Instructions for the task:
Select all lines with the string "Curva" in them, and copy those lines.

Information supplied:
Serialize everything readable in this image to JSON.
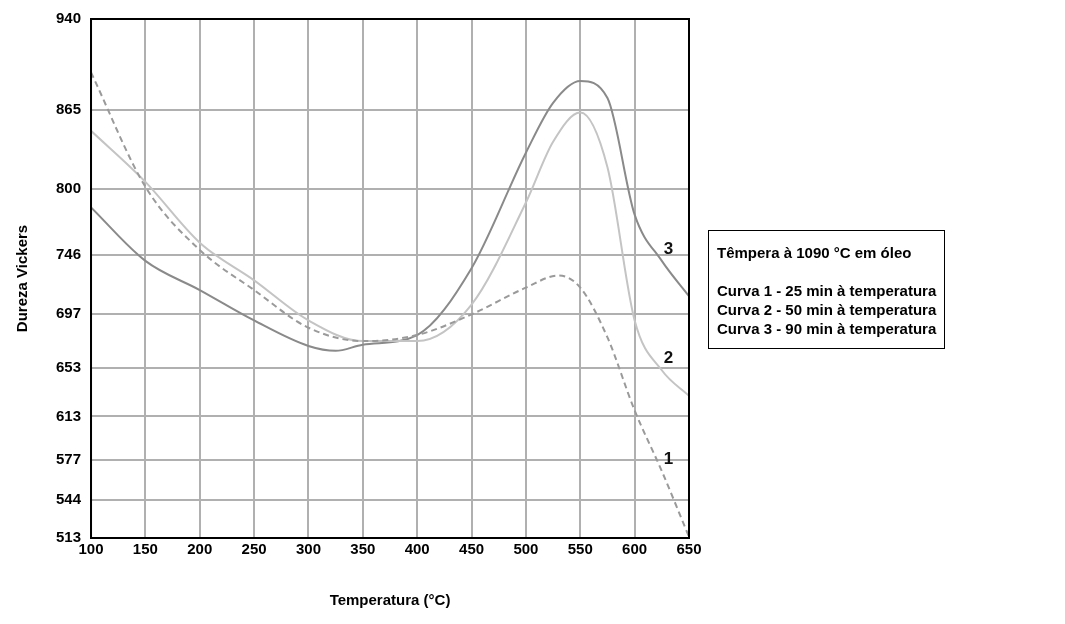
{
  "chart_data": {
    "type": "line",
    "xlabel": "Temperatura (°C)",
    "ylabel": "Dureza Vickers",
    "x": [
      100,
      150,
      200,
      250,
      300,
      325,
      350,
      400,
      450,
      500,
      525,
      550,
      575,
      600,
      625,
      650
    ],
    "series": [
      {
        "name": "1",
        "color": "#9a9a9a",
        "line_style": "dashed",
        "x": [
          100,
          150,
          200,
          250,
          300,
          350,
          400,
          450,
          500,
          530,
          550,
          575,
          600,
          625,
          650
        ],
        "values": [
          896,
          802,
          750,
          717,
          686,
          675,
          680,
          697,
          719,
          729,
          719,
          678,
          618,
          568,
          514
        ]
      },
      {
        "name": "2",
        "color": "#c4c4c4",
        "line_style": "solid",
        "x": [
          100,
          150,
          200,
          250,
          300,
          350,
          400,
          450,
          500,
          525,
          550,
          575,
          600,
          625,
          650
        ],
        "values": [
          848,
          806,
          756,
          725,
          692,
          675,
          675,
          705,
          789,
          839,
          863,
          818,
          692,
          651,
          630
        ]
      },
      {
        "name": "3",
        "color": "#8a8a8a",
        "line_style": "solid",
        "values": [
          785,
          741,
          717,
          692,
          671,
          667,
          672,
          680,
          735,
          830,
          871,
          889,
          875,
          779,
          741,
          712
        ]
      }
    ],
    "xlim": [
      100,
      650
    ],
    "xticks": [
      100,
      150,
      200,
      250,
      300,
      350,
      400,
      450,
      500,
      550,
      600,
      650
    ],
    "ylim": [
      513,
      940
    ],
    "yticks": [
      513,
      544,
      577,
      613,
      653,
      697,
      746,
      800,
      865,
      940
    ],
    "grid": true,
    "legend": false,
    "marker": "none",
    "annotations": [
      "Têmpera à 1090 °C em óleo",
      "Curva 1 - 25 min à temperatura",
      "Curva 2 - 50 min à temperatura",
      "Curva 3 - 90 min à temperatura"
    ]
  }
}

Solution for this problem:
      "Curva 1 - 25 min à temperatura",
      "Curva 2 - 50 min à temperatura",
      "Curva 3 - 90 min à temperatura"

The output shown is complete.